[WHAT THIS TASK INVOLVES]: Find each line with the word "スマートフォン" and say how many there are, nothing else.

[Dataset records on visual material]
:::
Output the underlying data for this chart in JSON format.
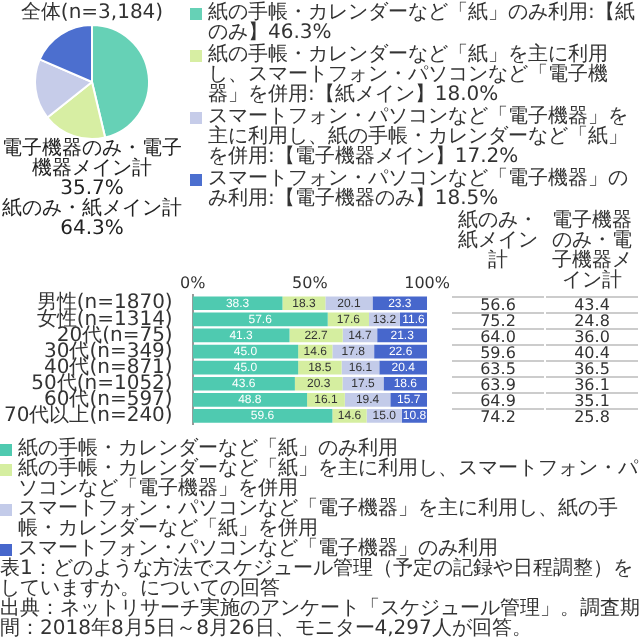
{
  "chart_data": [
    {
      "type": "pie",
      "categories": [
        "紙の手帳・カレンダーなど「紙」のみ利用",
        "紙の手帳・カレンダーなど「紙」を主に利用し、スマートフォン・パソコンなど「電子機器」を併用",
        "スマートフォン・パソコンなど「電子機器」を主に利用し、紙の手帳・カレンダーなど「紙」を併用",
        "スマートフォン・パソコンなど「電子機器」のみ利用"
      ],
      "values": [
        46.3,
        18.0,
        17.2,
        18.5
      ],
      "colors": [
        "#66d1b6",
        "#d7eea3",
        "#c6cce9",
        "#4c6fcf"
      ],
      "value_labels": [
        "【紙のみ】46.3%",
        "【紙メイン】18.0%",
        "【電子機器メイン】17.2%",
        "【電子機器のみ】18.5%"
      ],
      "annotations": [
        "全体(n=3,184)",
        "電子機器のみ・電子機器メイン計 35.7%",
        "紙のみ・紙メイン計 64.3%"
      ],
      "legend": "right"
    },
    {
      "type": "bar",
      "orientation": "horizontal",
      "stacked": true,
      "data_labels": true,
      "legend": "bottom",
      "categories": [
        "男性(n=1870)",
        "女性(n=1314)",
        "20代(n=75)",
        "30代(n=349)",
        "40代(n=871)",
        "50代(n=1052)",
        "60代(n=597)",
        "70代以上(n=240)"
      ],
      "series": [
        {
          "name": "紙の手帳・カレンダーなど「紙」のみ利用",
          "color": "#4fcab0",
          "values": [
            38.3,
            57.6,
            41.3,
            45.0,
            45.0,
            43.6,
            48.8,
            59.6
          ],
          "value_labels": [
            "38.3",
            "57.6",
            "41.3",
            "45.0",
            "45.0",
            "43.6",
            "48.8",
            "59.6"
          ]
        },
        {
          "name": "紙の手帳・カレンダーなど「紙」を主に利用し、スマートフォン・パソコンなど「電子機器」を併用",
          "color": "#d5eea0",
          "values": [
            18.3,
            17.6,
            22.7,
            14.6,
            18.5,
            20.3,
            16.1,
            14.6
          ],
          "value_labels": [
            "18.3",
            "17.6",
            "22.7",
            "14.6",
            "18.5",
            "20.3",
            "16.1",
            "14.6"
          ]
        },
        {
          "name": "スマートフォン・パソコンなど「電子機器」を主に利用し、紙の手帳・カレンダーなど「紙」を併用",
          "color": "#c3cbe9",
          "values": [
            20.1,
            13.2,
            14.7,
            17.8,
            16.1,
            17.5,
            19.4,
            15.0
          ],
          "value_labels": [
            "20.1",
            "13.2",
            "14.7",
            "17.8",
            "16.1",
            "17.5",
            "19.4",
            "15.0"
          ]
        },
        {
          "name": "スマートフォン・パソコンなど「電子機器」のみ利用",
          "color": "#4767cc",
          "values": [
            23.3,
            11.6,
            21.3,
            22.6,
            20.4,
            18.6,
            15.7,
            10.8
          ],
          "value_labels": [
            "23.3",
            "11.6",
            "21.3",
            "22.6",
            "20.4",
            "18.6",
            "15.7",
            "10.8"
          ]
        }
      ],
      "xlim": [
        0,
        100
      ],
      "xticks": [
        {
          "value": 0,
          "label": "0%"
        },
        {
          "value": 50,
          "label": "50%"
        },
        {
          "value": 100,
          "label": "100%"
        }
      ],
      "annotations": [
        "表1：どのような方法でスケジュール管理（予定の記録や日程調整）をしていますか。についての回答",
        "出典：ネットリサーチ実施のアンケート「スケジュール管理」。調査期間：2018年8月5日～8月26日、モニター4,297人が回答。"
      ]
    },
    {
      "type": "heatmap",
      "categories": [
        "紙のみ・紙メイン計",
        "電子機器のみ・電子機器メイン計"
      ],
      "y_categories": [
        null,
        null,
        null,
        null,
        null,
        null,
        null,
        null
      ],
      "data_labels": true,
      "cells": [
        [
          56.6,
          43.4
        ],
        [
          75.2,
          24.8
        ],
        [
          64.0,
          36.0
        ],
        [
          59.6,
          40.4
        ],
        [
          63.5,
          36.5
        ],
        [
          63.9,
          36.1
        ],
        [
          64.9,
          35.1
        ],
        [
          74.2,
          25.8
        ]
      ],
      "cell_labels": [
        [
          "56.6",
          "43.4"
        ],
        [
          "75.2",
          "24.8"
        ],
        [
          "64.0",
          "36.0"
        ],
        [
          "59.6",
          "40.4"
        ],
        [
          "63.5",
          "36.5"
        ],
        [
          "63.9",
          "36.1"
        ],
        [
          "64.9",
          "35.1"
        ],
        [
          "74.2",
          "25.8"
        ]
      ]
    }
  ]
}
:::
[THE RESPONSE]: 6